(Collected data)
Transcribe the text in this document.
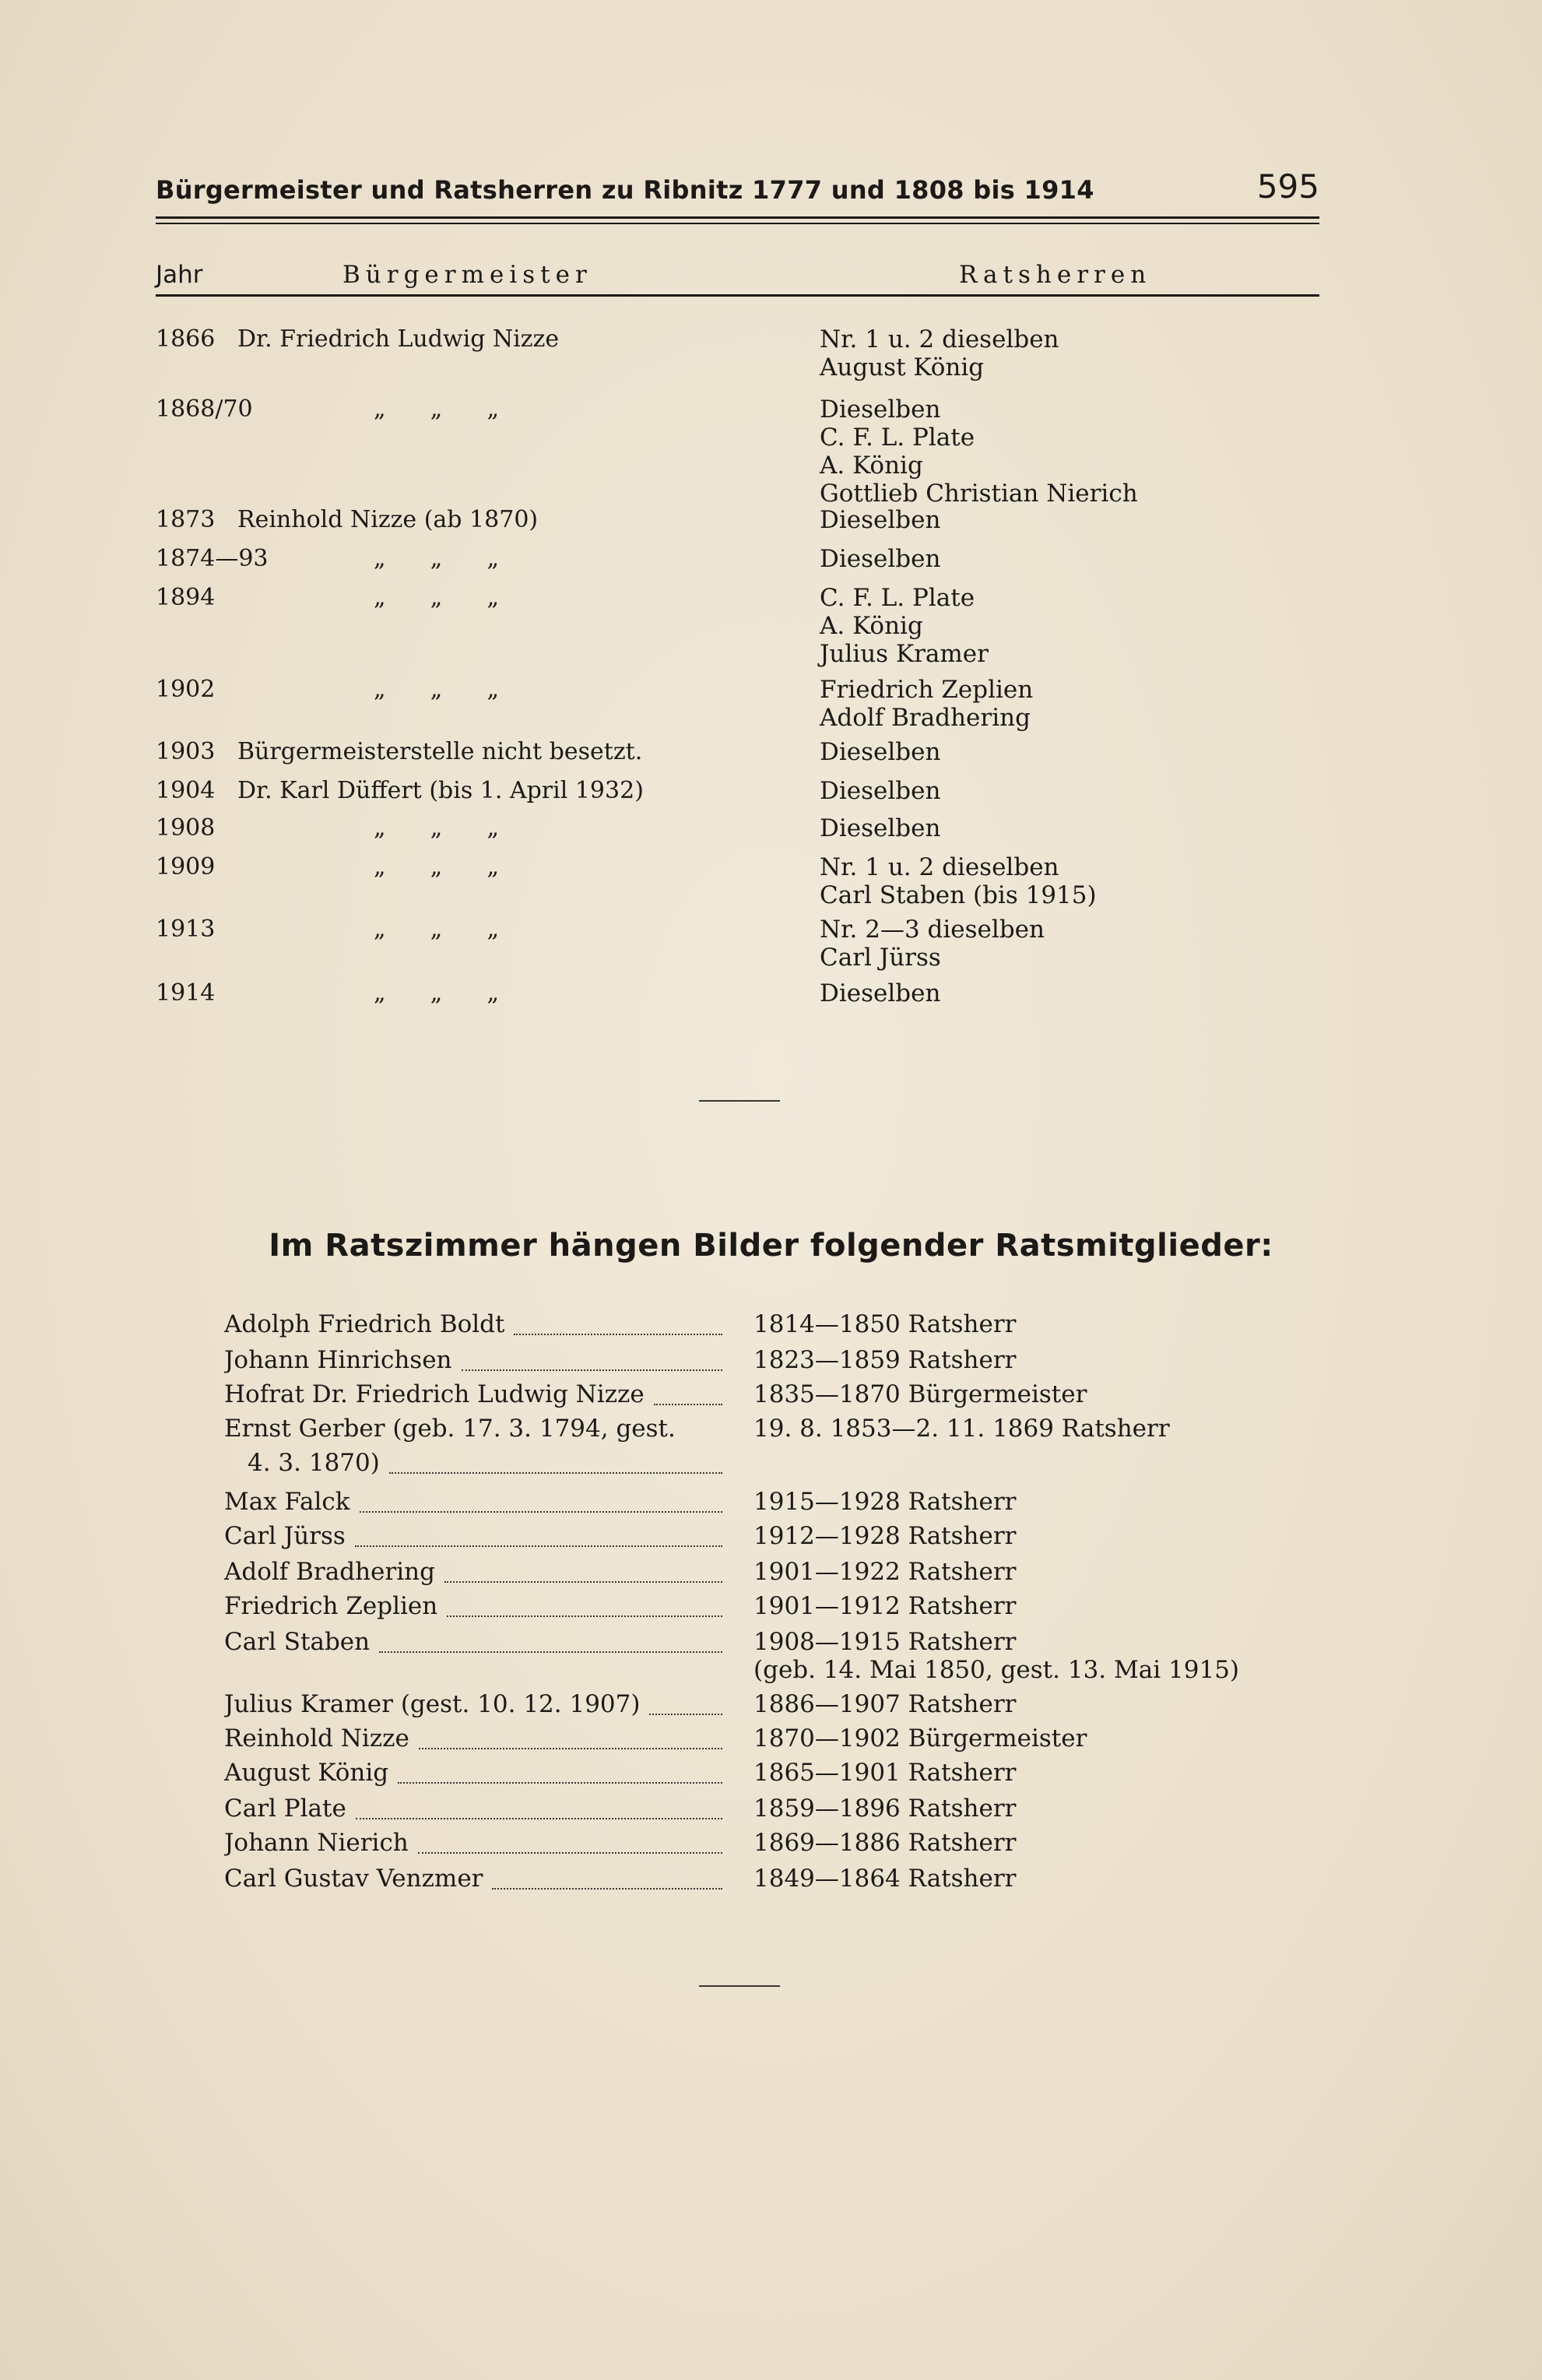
Bürgermeister und Ratsherren zu Ribnitz 1777 und 1808 bis 1914	595
Jahr	Bürgermeister	Ratsherren
1866 Dr. Friedrich Ludwig Nizze	Nr. 1 u. 2 dieselben
August König
1868/70	„      „      „	Dieselben
C. F. L. Plate
A. König
Gottlieb Christian Nierich
1873 Reinhold Nizze (ab 1870)	Dieselben
1874—93	„      „      „	Dieselben
1894	„      „      „	C. F. L. Plate
A. König
Julius Kramer
1902	„      „      „	Friedrich Zeplien
Adolf Bradhering
1903 Bürgermeisterstelle nicht besetzt.	Dieselben
1904 Dr. Karl Düffert (bis 1. April 1932)	Dieselben
1908	„      „      „	Dieselben
1909	„      „      „	Nr. 1 u. 2 dieselben
Carl Staben (bis 1915)
1913	„      „      „	Nr. 2—3 dieselben
Carl Jürss
1914	„      „      „	Dieselben
Im Ratszimmer hängen Bilder folgender Ratsmitglieder:
Adolph Friedrich Boldt	1814—1850 Ratsherr
Johann Hinrichsen	1823—1859 Ratsherr
Hofrat Dr. Friedrich Ludwig Nizze	1835—1870 Bürgermeister
Ernst Gerber (geb. 17. 3. 1794, gest.
4. 3. 1870)
19. 8. 1853—2. 11. 1869 Ratsherr
Max Falck	1915—1928 Ratsherr
Carl Jürss	1912—1928 Ratsherr
Adolf Bradhering	1901—1922 Ratsherr
Friedrich Zeplien	1901—1912 Ratsherr
Carl Staben	1908—1915 Ratsherr
(geb. 14. Mai 1850, gest. 13. Mai 1915)
Julius Kramer (gest. 10. 12. 1907)	1886—1907 Ratsherr
Reinhold Nizze	1870—1902 Bürgermeister
August König	1865—1901 Ratsherr
Carl Plate	1859—1896 Ratsherr
Johann Nierich	1869—1886 Ratsherr
Carl Gustav Venzmer	1849—1864 Ratsherr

# [What is asked]
Look over the listing. Pull out every line with the string "König" in it.

# [Task output]
August König
A. König
A. König
August König	1865—1901 Ratsherr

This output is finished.